[Extracted data entries]
▬▬▬
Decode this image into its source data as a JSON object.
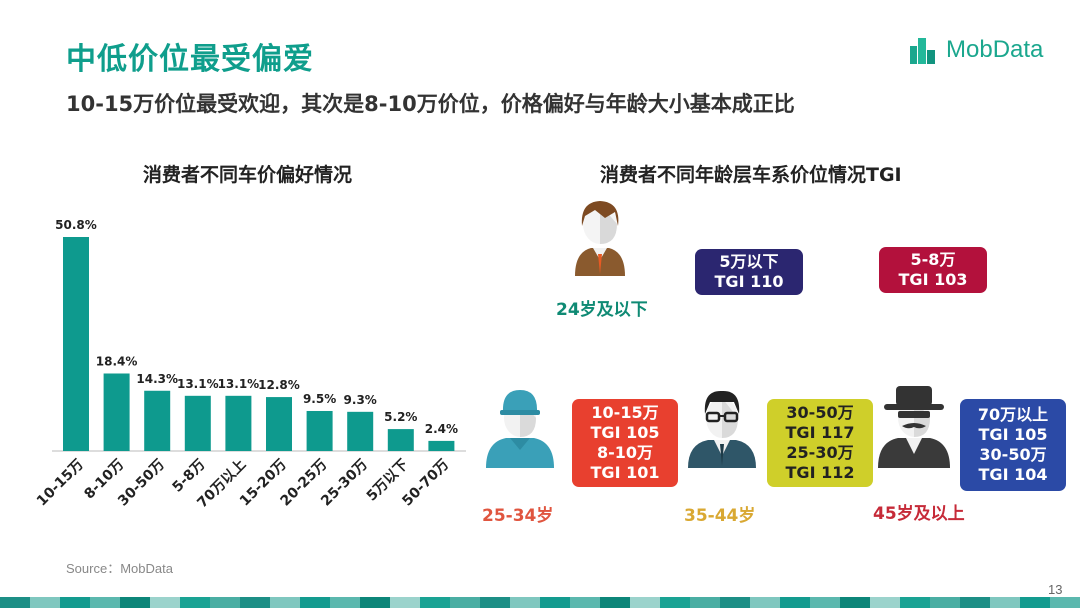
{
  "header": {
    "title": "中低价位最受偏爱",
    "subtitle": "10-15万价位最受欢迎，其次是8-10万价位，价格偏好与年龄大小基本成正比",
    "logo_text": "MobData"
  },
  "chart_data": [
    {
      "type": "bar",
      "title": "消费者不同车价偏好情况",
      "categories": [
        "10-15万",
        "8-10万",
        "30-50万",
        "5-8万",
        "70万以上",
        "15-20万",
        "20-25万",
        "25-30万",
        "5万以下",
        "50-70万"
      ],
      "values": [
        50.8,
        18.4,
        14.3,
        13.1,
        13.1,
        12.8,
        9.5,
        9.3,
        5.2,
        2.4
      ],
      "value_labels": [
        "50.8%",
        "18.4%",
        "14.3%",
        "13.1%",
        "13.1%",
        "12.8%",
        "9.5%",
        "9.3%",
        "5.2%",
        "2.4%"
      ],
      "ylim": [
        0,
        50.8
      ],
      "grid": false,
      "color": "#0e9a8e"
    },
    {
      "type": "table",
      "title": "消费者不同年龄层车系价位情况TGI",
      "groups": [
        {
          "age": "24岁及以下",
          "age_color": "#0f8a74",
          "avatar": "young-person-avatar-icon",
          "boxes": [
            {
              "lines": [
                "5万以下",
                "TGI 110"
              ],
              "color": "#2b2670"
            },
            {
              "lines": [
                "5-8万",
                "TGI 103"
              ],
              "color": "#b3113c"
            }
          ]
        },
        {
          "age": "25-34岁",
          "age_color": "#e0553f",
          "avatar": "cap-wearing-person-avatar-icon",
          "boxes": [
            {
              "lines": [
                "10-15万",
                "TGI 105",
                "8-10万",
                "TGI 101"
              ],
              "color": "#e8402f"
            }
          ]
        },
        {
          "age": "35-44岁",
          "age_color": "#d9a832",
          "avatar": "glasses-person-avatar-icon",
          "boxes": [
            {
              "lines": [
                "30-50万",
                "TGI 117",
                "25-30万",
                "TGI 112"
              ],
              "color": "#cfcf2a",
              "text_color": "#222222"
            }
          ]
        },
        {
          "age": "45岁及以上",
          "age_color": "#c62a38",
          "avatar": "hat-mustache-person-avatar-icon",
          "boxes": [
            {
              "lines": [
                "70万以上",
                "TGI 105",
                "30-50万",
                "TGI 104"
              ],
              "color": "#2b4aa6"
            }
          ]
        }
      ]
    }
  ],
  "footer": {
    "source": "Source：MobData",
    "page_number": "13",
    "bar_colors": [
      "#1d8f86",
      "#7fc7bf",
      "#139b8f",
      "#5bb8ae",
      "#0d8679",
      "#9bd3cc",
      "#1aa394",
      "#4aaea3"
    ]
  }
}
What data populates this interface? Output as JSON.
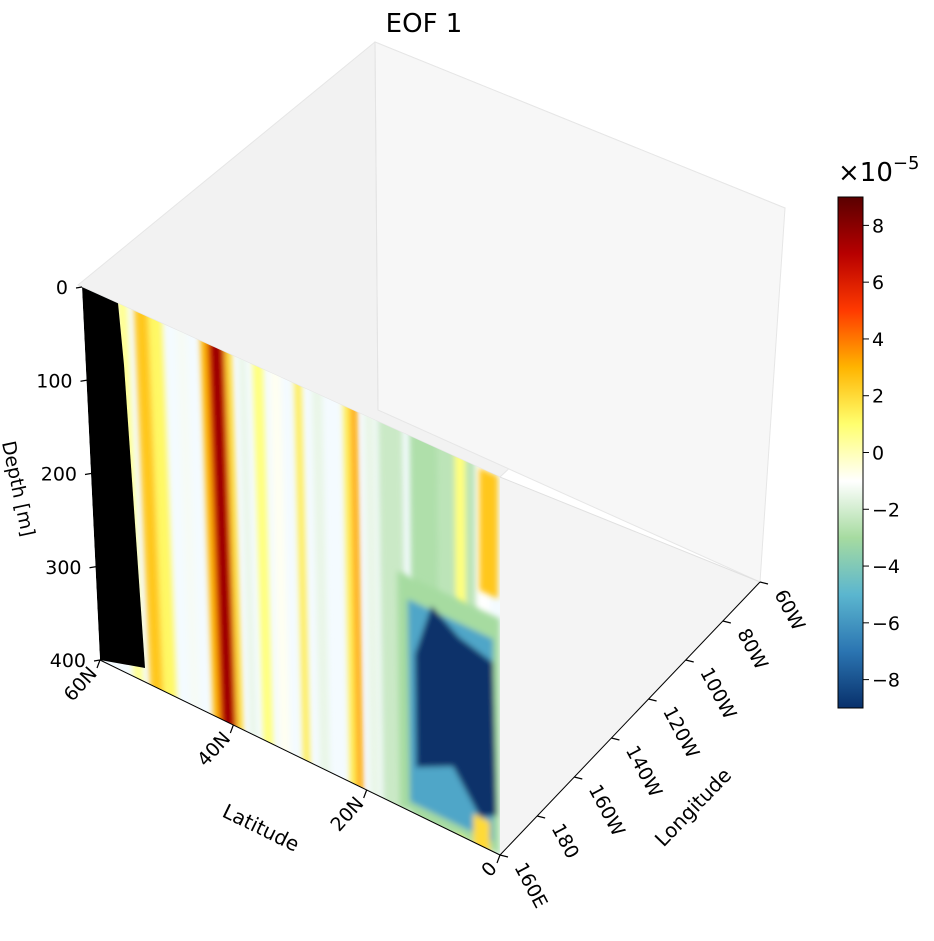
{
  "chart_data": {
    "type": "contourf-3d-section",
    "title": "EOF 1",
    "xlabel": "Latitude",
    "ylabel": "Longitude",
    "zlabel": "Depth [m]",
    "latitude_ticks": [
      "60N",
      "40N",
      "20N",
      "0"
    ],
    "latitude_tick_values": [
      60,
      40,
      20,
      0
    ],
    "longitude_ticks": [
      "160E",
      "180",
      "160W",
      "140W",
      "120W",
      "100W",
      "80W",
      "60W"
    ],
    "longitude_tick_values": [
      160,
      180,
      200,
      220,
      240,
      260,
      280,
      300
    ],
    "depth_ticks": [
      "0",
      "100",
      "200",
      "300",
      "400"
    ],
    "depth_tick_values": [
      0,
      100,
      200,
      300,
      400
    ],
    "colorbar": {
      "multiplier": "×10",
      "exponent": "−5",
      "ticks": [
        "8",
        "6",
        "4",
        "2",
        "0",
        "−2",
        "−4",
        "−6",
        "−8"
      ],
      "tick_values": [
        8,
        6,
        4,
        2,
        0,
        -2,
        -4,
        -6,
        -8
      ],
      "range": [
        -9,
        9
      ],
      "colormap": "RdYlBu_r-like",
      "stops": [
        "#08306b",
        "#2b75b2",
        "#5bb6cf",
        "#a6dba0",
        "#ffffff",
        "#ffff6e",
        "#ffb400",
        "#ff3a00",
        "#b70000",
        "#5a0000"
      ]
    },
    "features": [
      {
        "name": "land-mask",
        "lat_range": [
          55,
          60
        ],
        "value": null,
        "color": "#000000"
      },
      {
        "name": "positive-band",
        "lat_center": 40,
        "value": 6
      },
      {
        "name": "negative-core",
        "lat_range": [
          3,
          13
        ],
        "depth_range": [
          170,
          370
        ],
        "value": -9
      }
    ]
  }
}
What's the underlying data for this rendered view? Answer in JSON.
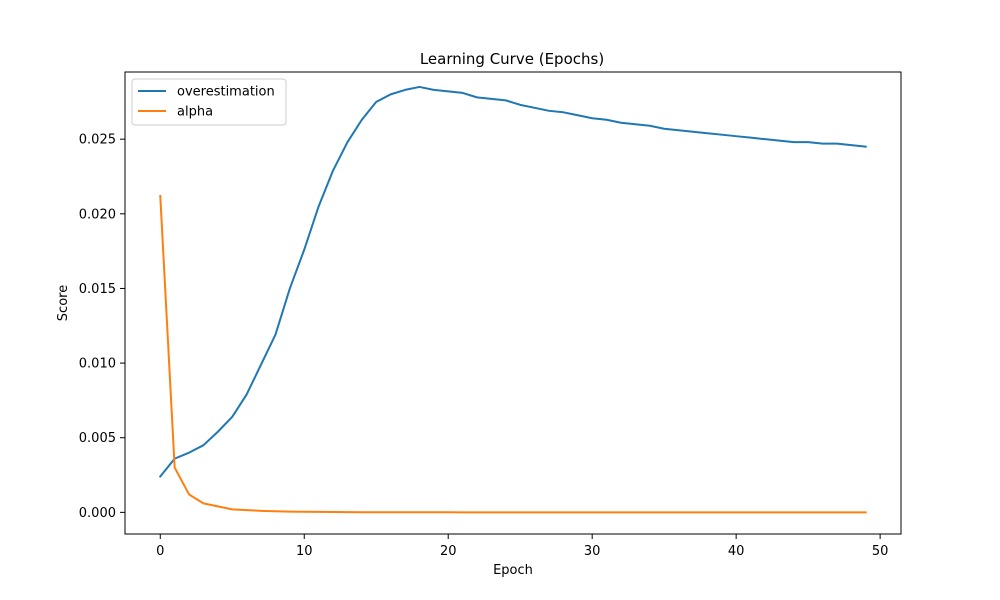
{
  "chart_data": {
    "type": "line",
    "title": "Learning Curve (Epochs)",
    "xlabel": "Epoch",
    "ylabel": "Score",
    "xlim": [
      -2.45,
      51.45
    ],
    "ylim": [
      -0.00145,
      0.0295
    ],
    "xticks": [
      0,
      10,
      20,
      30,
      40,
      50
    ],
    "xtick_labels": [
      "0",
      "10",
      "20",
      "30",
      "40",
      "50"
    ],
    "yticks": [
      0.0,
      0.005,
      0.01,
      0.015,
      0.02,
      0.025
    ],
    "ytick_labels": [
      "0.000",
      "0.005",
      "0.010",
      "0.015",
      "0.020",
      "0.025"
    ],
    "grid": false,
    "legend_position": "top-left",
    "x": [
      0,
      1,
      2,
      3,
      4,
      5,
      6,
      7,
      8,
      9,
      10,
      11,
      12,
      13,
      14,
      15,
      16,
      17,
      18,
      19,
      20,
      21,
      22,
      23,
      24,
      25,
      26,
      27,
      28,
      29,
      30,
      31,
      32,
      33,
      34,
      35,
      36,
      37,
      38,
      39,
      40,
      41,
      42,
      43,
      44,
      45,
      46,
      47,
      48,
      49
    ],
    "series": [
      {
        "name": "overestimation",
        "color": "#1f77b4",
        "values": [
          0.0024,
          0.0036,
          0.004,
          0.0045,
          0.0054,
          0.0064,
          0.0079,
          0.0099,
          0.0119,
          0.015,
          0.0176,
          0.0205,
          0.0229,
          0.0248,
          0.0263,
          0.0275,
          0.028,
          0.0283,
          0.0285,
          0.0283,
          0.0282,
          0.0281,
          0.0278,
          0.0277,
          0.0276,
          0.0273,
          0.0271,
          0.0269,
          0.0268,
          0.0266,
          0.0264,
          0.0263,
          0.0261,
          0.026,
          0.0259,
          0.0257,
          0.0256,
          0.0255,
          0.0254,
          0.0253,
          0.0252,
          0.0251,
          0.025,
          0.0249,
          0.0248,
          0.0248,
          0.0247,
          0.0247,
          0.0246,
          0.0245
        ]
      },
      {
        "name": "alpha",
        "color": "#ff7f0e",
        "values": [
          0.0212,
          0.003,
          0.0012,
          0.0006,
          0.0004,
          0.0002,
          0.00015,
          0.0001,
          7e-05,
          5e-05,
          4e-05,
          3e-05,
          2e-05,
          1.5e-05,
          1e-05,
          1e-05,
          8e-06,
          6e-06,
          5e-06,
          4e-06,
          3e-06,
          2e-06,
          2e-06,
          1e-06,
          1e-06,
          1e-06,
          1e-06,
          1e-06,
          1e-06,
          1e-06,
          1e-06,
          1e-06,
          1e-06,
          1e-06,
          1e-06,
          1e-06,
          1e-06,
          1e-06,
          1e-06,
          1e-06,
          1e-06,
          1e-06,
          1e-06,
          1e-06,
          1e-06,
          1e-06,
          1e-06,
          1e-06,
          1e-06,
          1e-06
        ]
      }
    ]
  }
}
▬▬▬
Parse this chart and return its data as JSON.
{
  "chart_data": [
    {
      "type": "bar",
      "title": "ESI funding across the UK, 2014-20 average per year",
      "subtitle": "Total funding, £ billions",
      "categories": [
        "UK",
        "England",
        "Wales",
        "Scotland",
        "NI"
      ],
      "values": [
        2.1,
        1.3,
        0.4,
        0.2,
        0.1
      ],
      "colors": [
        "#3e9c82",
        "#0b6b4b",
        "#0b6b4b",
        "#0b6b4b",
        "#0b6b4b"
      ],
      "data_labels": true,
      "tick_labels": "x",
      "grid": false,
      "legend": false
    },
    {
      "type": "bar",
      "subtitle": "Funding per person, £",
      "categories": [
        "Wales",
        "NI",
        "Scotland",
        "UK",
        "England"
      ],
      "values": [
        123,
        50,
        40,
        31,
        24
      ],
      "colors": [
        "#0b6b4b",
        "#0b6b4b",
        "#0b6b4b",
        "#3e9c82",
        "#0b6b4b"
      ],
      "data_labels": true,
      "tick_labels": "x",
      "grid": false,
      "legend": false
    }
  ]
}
▬▬▬
• **Set exercise**
What is the number of lines above that contain "MobData"? Answer with that number only.

• **Answer to the exercise**
2